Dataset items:
• • • •
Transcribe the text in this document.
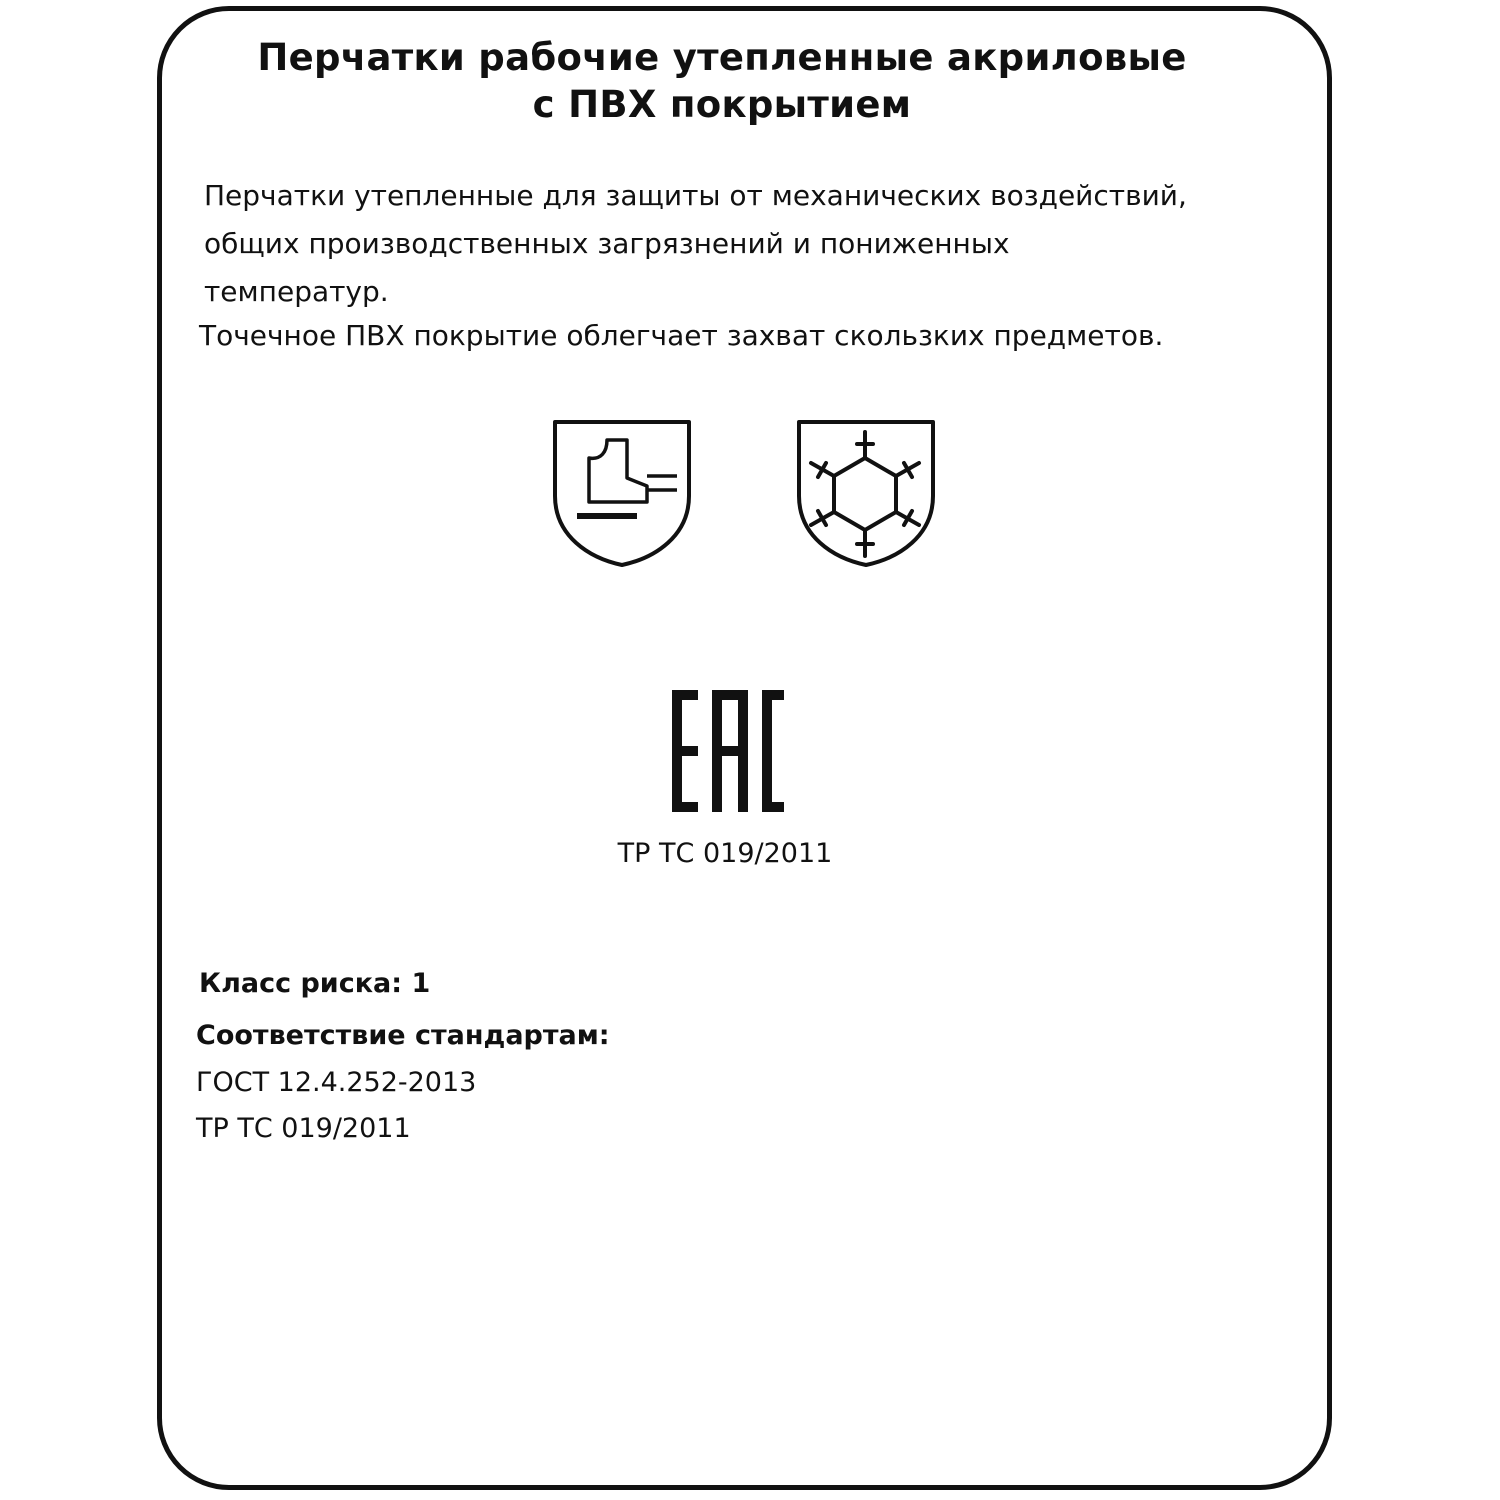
Перчатки рабочие утепленные акриловые
с ПВХ покрытием
Перчатки утепленные для защиты от механических воздействий,
общих производственных загрязнений и пониженных
температур.
Точечное ПВХ покрытие облегчает захват скользких предметов.
ТР ТС 019/2011
Класс риска: 1
Соответствие стандартам:
ГОСТ 12.4.252-2013
ТР ТС 019/2011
• • • •
Goal: Every entry must be written out exactly, with all pictures left out.

Complete response:
Transcribe the text in this document.
Перчатки рабочие утепленные акриловые
с ПВХ покрытием
Перчатки утепленные для защиты от механических воздействий,
общих производственных загрязнений и пониженных
температур.
Точечное ПВХ покрытие облегчает захват скользких предметов.
ТР ТС 019/2011
Класс риска: 1
Соответствие стандартам:
ГОСТ 12.4.252-2013
ТР ТС 019/2011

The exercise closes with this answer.